— Task —
Repeat the listing exactly as given, omitting every image.

## Begin Data to use

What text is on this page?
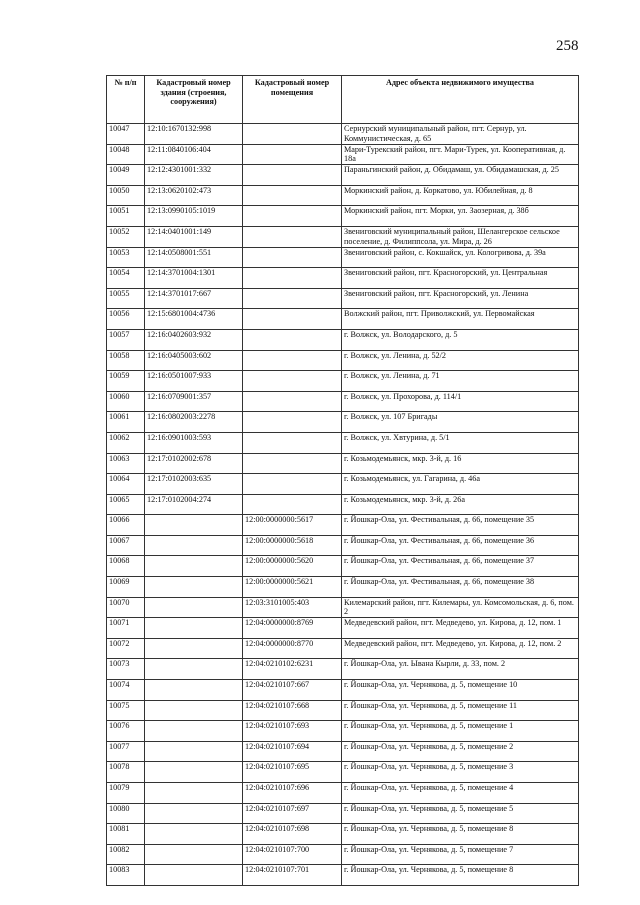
258
№ п/п	Кадастровый номер здания (строения, сооружения)	Кадастровый номер помещения	Адрес объекта недвижимого имущества
10047	12:10:1670132:998		Сернурский муниципальный район, пгт. Сернур, ул. Коммунистическая, д. 65
10048	12:11:0840106:404		Мари-Турекский район, пгт. Мари-Турек, ул. Кооперативная, д. 18а
10049	12:12:4301001:332		Параньгинский район, д. Обидамаш, ул. Обидамашская, д. 25
10050	12:13:0620102:473		Моркинский район, д. Коркатово, ул. Юбилейная, д. 8
10051	12:13:0990105:1019		Моркинский район, пгт. Морки, ул. Заозерная, д. 38б
10052	12:14:0401001:149		Звениговский муниципальный район, Шелангерское сельское поселение, д. Филиппсола, ул. Мира, д. 26
10053	12:14:0508001:551		Звениговский район, с. Кокшайск, ул. Кологривова, д. 39а
10054	12:14:3701004:1301		Звениговский район, пгт. Красногорский, ул. Центральная
10055	12:14:3701017:667		Звениговский район, пгт. Красногорский, ул. Ленина
10056	12:15:6801004:4736		Волжский район, пгт. Приволжский, ул. Первомайская
10057	12:16:0402603:932		г. Волжск, ул. Володарского, д. 5
10058	12:16:0405003:602		г. Волжск, ул. Ленина, д. 52/2
10059	12:16:0501007:933		г. Волжск, ул. Ленина, д. 71
10060	12:16:0709001:357		г. Волжск, ул. Прохорова, д. 114/1
10061	12:16:0802003:2278		г. Волжск, ул. 107 Бригады
10062	12:16:0901003:593		г. Волжск, ул. Хвтурина, д. 5/1
10063	12:17:0102002:678		г. Козьмодемьянск, мкр. 3-й, д. 16
10064	12:17:0102003:635		г. Козьмодемьянск, ул. Гагарина, д. 46а
10065	12:17:0102004:274		г. Козьмодемьянск, мкр. 3-й, д. 26а
10066		12:00:0000000:5617	г. Йошкар-Ола, ул. Фестивальная, д. 66, помещение 35
10067		12:00:0000000:5618	г. Йошкар-Ола, ул. Фестивальная, д. 66, помещение 36
10068		12:00:0000000:5620	г. Йошкар-Ола, ул. Фестивальная, д. 66, помещение 37
10069		12:00:0000000:5621	г. Йошкар-Ола, ул. Фестивальная, д. 66, помещение 38
10070		12:03:3101005:403	Килемарский район, пгт. Килемары, ул. Комсомольская, д. 6, пом. 2
10071		12:04:0000000:8769	Медведевский район, пгт. Медведево, ул. Кирова, д. 12, пом. 1
10072		12:04:0000000:8770	Медведевский район, пгт. Медведево, ул. Кирова, д. 12, пом. 2
10073		12:04:0210102:6231	г. Йошкар-Ола, ул. Ывана Кырли, д. 33, пом. 2
10074		12:04:0210107:667	г. Йошкар-Ола, ул. Чернякова, д. 5, помещение 10
10075		12:04:0210107:668	г. Йошкар-Ола, ул. Чернякова, д. 5, помещение 11
10076		12:04:0210107:693	г. Йошкар-Ола, ул. Чернякова, д. 5, помещение 1
10077		12:04:0210107:694	г. Йошкар-Ола, ул. Чернякова, д. 5, помещение 2
10078		12:04:0210107:695	г. Йошкар-Ола, ул. Чернякова, д. 5, помещение 3
10079		12:04:0210107:696	г. Йошкар-Ола, ул. Чернякова, д. 5, помещение 4
10080		12:04:0210107:697	г. Йошкар-Ола, ул. Чернякова, д. 5, помещение 5
10081		12:04:0210107:698	г. Йошкар-Ола, ул. Чернякова, д. 5, помещение 8
10082		12:04:0210107:700	г. Йошкар-Ола, ул. Чернякова, д. 5, помещение 7
10083		12:04:0210107:701	г. Йошкар-Ола, ул. Чернякова, д. 5, помещение 8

## End Data to use

— Full answer —
What text is on this page?
258
№ п/п	Кадастровый номер здания (строения, сооружения)	Кадастровый номер помещения	Адрес объекта недвижимого имущества
10047	12:10:1670132:998		Сернурский муниципальный район, пгт. Сернур, ул. Коммунистическая, д. 65
10048	12:11:0840106:404		Мари-Турекский район, пгт. Мари-Турек, ул. Кооперативная, д. 18а
10049	12:12:4301001:332		Параньгинский район, д. Обидамаш, ул. Обидамашская, д. 25
10050	12:13:0620102:473		Моркинский район, д. Коркатово, ул. Юбилейная, д. 8
10051	12:13:0990105:1019		Моркинский район, пгт. Морки, ул. Заозерная, д. 38б
10052	12:14:0401001:149		Звениговский муниципальный район, Шелангерское сельское поселение, д. Филиппсола, ул. Мира, д. 26
10053	12:14:0508001:551		Звениговский район, с. Кокшайск, ул. Кологривова, д. 39а
10054	12:14:3701004:1301		Звениговский район, пгт. Красногорский, ул. Центральная
10055	12:14:3701017:667		Звениговский район, пгт. Красногорский, ул. Ленина
10056	12:15:6801004:4736		Волжский район, пгт. Приволжский, ул. Первомайская
10057	12:16:0402603:932		г. Волжск, ул. Володарского, д. 5
10058	12:16:0405003:602		г. Волжск, ул. Ленина, д. 52/2
10059	12:16:0501007:933		г. Волжск, ул. Ленина, д. 71
10060	12:16:0709001:357		г. Волжск, ул. Прохорова, д. 114/1
10061	12:16:0802003:2278		г. Волжск, ул. 107 Бригады
10062	12:16:0901003:593		г. Волжск, ул. Хвтурина, д. 5/1
10063	12:17:0102002:678		г. Козьмодемьянск, мкр. 3-й, д. 16
10064	12:17:0102003:635		г. Козьмодемьянск, ул. Гагарина, д. 46а
10065	12:17:0102004:274		г. Козьмодемьянск, мкр. 3-й, д. 26а
10066		12:00:0000000:5617	г. Йошкар-Ола, ул. Фестивальная, д. 66, помещение 35
10067		12:00:0000000:5618	г. Йошкар-Ола, ул. Фестивальная, д. 66, помещение 36
10068		12:00:0000000:5620	г. Йошкар-Ола, ул. Фестивальная, д. 66, помещение 37
10069		12:00:0000000:5621	г. Йошкар-Ола, ул. Фестивальная, д. 66, помещение 38
10070		12:03:3101005:403	Килемарский район, пгт. Килемары, ул. Комсомольская, д. 6, пом. 2
10071		12:04:0000000:8769	Медведевский район, пгт. Медведево, ул. Кирова, д. 12, пом. 1
10072		12:04:0000000:8770	Медведевский район, пгт. Медведево, ул. Кирова, д. 12, пом. 2
10073		12:04:0210102:6231	г. Йошкар-Ола, ул. Ывана Кырли, д. 33, пом. 2
10074		12:04:0210107:667	г. Йошкар-Ола, ул. Чернякова, д. 5, помещение 10
10075		12:04:0210107:668	г. Йошкар-Ола, ул. Чернякова, д. 5, помещение 11
10076		12:04:0210107:693	г. Йошкар-Ола, ул. Чернякова, д. 5, помещение 1
10077		12:04:0210107:694	г. Йошкар-Ола, ул. Чернякова, д. 5, помещение 2
10078		12:04:0210107:695	г. Йошкар-Ола, ул. Чернякова, д. 5, помещение 3
10079		12:04:0210107:696	г. Йошкар-Ола, ул. Чернякова, д. 5, помещение 4
10080		12:04:0210107:697	г. Йошкар-Ола, ул. Чернякова, д. 5, помещение 5
10081		12:04:0210107:698	г. Йошкар-Ола, ул. Чернякова, д. 5, помещение 8
10082		12:04:0210107:700	г. Йошкар-Ола, ул. Чернякова, д. 5, помещение 7
10083		12:04:0210107:701	г. Йошкар-Ола, ул. Чернякова, д. 5, помещение 8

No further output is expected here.